◆ What you should do:
Tally the lines holding the word "ایستابی" and state the count by itself.

★ ★ ★ ★

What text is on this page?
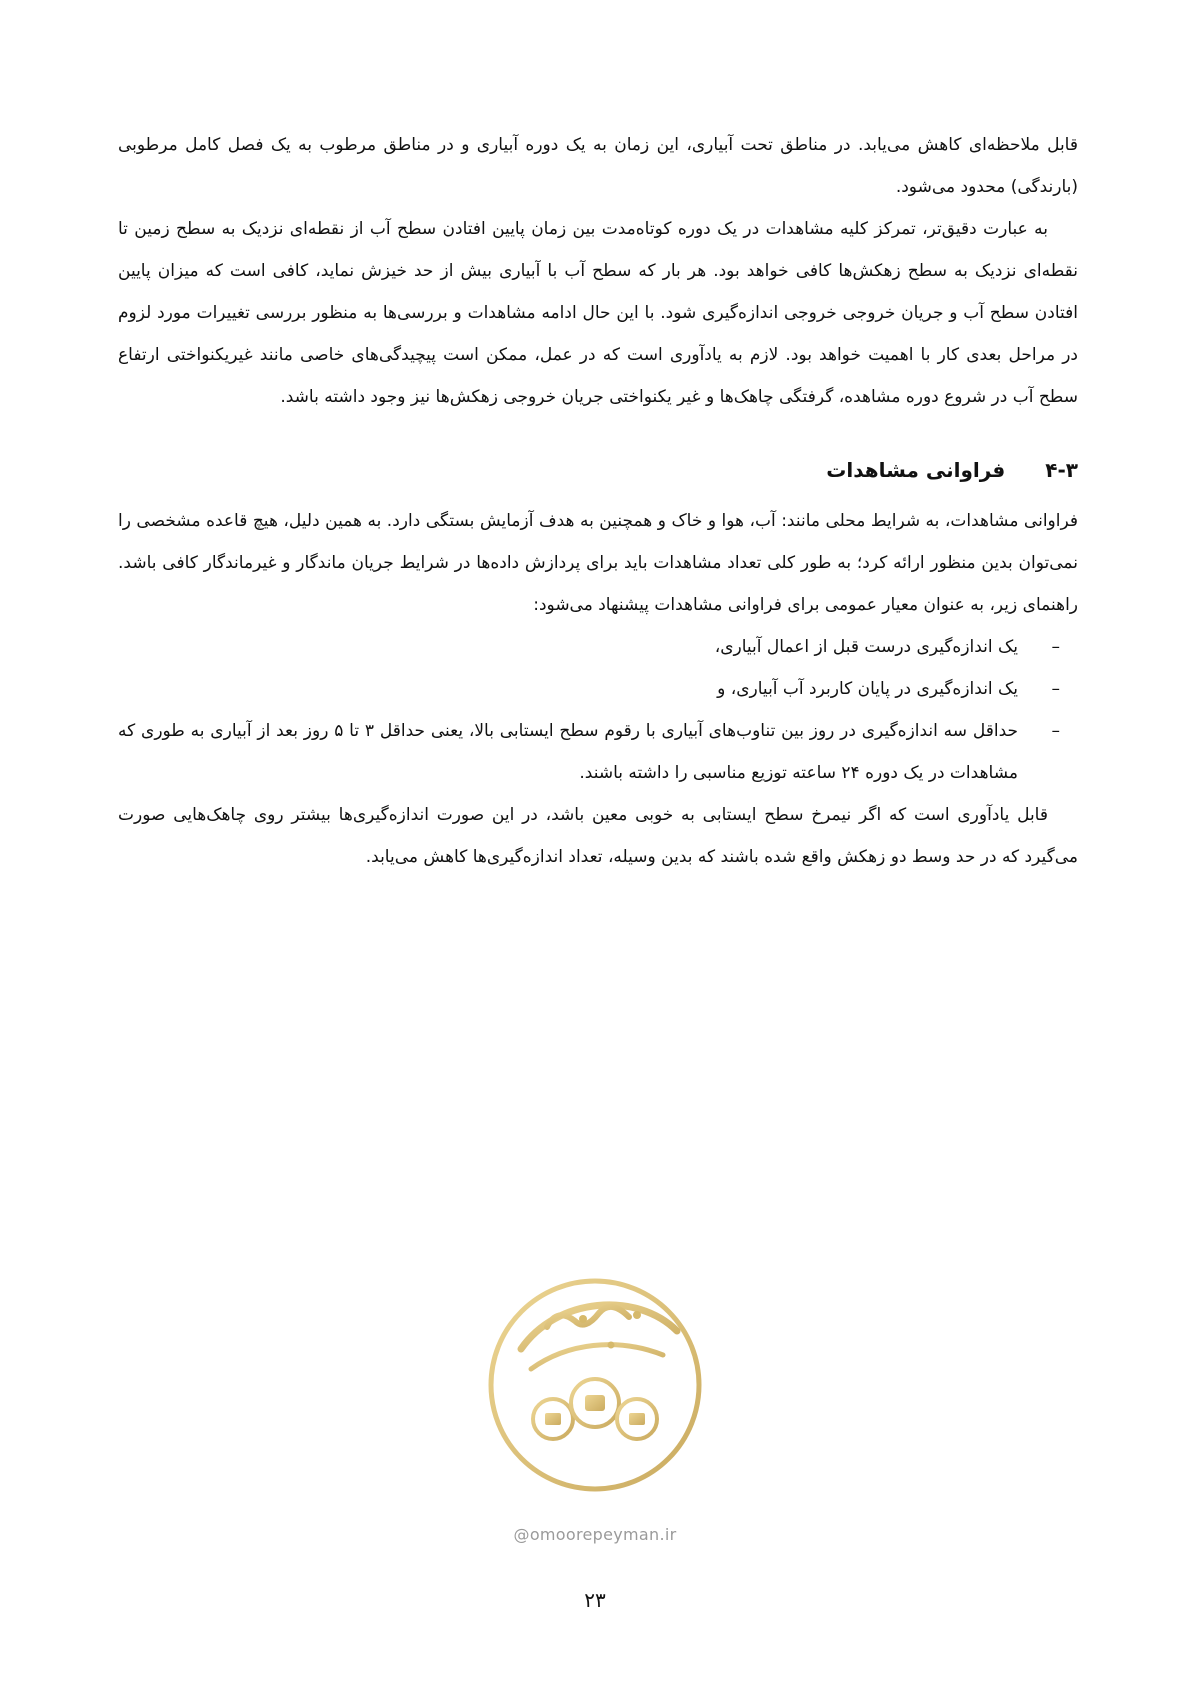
قابل ملاحظه‌ای کاهش می‌یابد. در مناطق تحت آبیاری، این زمان به یک دوره آبیاری و در مناطق مرطوب به یک فصل کامل مرطوبی (بارندگی) محدود می‌شود.

به عبارت دقیق‌تر، تمرکز کلیه مشاهدات در یک دوره کوتاه‌مدت بین زمان پایین افتادن سطح آب از نقطه‌ای نزدیک به سطح زمین تا نقطه‌ای نزدیک به سطح زهکش‌ها کافی خواهد بود. هر بار که سطح آب با آبیاری بیش از حد خیزش نماید، کافی است که میزان پایین افتادن سطح آب و جریان خروجی خروجی اندازه‌گیری شود. با این حال ادامه مشاهدات و بررسی‌ها به منظور بررسی تغییرات مورد لزوم در مراحل بعدی کار با اهمیت خواهد بود. لازم به یادآوری است که در عمل، ممکن است پیچیدگی‌های خاصی مانند غیریکنواختی ارتفاع سطح آب در شروع دوره مشاهده، گرفتگی چاهک‌ها و غیر یکنواختی جریان خروجی زهکش‌ها نیز وجود داشته باشد.

۴-۳فراوانی مشاهدات

فراوانی مشاهدات، به شرایط محلی مانند: آب، هوا و خاک و همچنین به هدف آزمایش بستگی دارد. به همین دلیل، هیچ قاعده مشخصی را نمی‌توان بدین منظور ارائه کرد؛ به طور کلی تعداد مشاهدات باید برای پردازش داده‌ها در شرایط جریان ماندگار و غیرماندگار کافی باشد. راهنمای زیر، به عنوان معیار عمومی برای فراوانی مشاهدات پیشنهاد می‌شود:

–
یک اندازه‌گیری درست قبل از اعمال آبیاری،
–
یک اندازه‌گیری در پایان کاربرد آب آبیاری، و
–
حداقل سه اندازه‌گیری در روز بین تناوب‌های آبیاری با رقوم سطح ایستابی بالا، یعنی حداقل ۳ تا ۵ روز بعد از آبیاری به طوری که مشاهدات در یک دوره ۲۴ ساعته توزیع مناسبی را داشته باشند.

قابل یادآوری است که اگر نیمرخ سطح ایستابی به خوبی معین باشد، در این صورت اندازه‌گیری‌ها بیشتر روی چاهک‌هایی صورت می‌گیرد که در حد وسط دو زهکش واقع شده باشند که بدین وسیله، تعداد اندازه‌گیری‌ها کاهش می‌یابد.

@omoorepeyman.ir
۲۳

★ ★ ★ ★

◆ Answer for this exercise:
2